Saved data entries
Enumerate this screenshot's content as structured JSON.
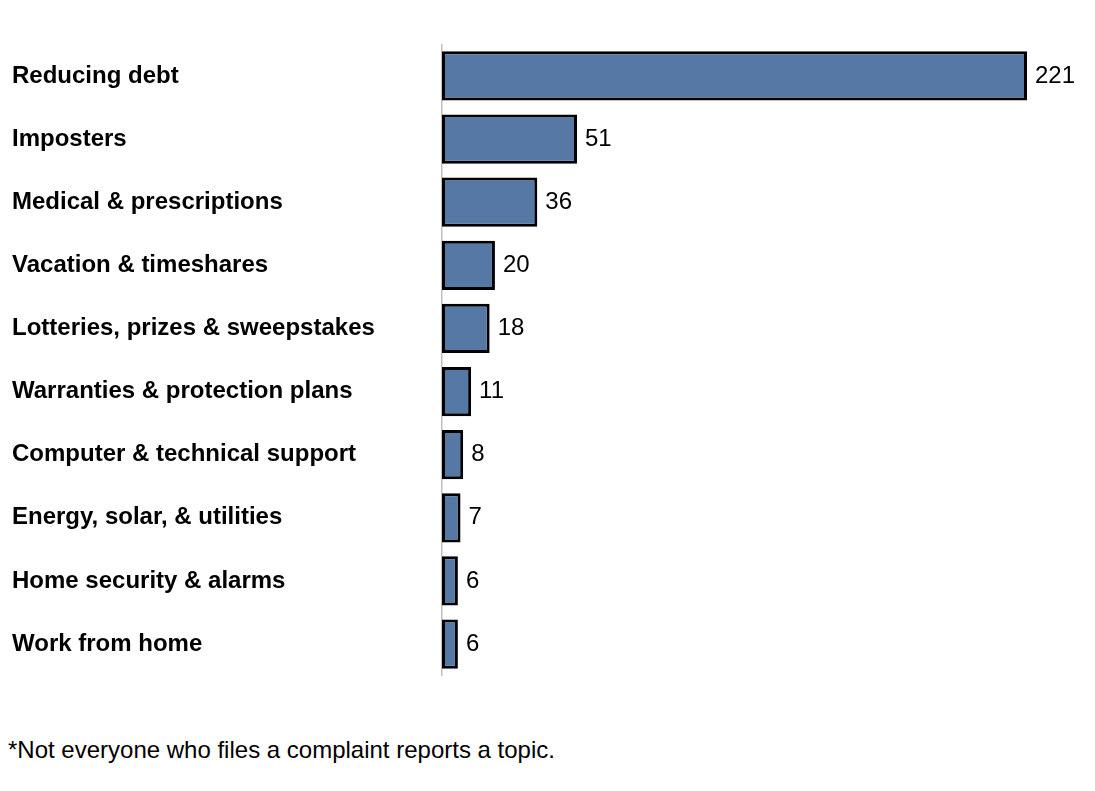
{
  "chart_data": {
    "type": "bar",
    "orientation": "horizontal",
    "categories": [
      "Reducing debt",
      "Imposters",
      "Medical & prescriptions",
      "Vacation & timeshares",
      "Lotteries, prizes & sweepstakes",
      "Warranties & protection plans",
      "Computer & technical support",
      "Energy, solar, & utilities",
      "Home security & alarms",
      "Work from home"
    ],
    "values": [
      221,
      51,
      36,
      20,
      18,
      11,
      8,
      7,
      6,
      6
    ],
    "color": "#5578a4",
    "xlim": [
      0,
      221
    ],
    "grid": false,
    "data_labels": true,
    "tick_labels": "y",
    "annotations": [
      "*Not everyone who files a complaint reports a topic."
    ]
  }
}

---

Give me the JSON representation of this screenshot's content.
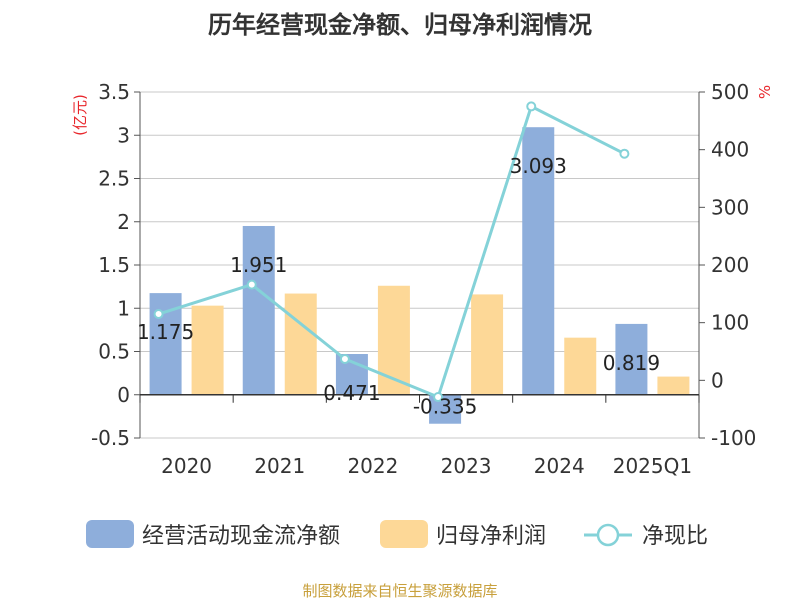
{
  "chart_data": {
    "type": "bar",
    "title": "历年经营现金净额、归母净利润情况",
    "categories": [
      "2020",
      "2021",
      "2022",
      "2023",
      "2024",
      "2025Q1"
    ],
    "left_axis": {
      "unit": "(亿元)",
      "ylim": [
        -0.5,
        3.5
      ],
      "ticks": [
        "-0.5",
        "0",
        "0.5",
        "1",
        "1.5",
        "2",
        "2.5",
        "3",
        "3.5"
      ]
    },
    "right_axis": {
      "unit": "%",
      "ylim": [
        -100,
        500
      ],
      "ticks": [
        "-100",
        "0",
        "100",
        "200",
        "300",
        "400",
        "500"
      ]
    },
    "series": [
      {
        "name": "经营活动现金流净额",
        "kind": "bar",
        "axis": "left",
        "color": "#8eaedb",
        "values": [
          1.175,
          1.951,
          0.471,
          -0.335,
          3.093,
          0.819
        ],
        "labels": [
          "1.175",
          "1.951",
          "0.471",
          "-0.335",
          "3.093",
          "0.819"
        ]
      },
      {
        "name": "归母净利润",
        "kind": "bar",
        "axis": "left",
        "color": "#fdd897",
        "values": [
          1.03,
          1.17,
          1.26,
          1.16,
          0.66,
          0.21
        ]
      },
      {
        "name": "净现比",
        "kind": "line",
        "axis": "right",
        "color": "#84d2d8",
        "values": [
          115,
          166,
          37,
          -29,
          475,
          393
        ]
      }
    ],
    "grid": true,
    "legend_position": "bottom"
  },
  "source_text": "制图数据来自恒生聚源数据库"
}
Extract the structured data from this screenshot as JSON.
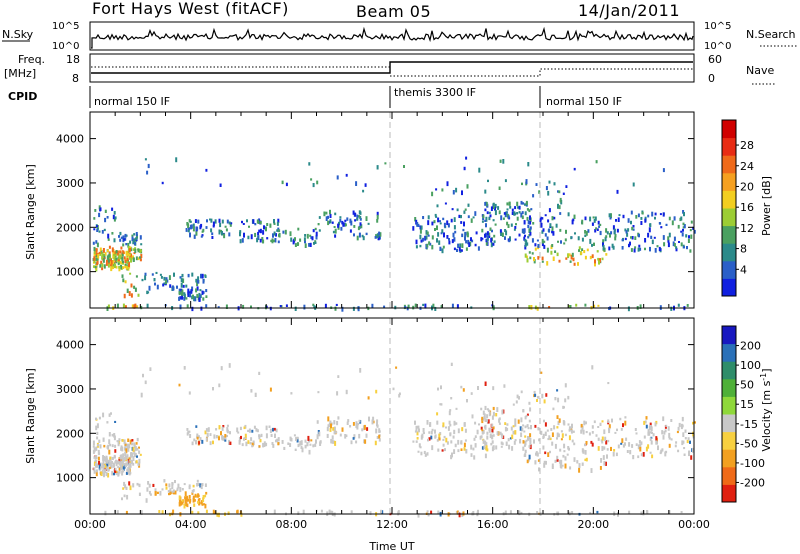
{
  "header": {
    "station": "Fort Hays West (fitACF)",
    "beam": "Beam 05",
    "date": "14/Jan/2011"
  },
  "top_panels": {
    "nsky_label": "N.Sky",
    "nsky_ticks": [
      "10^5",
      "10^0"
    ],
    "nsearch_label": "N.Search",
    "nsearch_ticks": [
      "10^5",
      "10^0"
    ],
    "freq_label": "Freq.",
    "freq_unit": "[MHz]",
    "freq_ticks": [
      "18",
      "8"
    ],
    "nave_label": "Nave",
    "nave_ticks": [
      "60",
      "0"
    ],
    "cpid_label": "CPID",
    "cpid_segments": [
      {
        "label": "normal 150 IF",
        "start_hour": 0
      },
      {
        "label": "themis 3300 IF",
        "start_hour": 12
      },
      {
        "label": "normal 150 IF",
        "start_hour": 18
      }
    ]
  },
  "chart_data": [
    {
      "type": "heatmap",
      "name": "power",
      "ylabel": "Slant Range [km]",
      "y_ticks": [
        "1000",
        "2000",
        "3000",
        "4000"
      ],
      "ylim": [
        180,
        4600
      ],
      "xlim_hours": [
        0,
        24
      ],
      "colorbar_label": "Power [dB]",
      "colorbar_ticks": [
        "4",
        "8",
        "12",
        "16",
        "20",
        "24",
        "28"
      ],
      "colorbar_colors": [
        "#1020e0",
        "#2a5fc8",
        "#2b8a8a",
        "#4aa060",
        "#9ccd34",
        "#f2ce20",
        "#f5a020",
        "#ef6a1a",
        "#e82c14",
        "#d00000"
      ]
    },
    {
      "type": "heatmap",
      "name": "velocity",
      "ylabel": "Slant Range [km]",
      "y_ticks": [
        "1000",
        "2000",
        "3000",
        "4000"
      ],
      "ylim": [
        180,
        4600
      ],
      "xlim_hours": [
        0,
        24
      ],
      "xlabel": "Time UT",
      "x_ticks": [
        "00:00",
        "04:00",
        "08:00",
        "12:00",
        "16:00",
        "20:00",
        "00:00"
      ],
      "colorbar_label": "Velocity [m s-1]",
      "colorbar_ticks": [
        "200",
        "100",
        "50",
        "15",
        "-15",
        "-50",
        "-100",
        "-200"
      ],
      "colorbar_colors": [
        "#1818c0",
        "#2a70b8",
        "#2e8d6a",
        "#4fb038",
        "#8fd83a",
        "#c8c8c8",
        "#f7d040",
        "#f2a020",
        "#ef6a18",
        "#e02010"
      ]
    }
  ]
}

Directions
Determine how many lines in the listing above hold the word "structured", answering with the number only.

Solution to the problem
2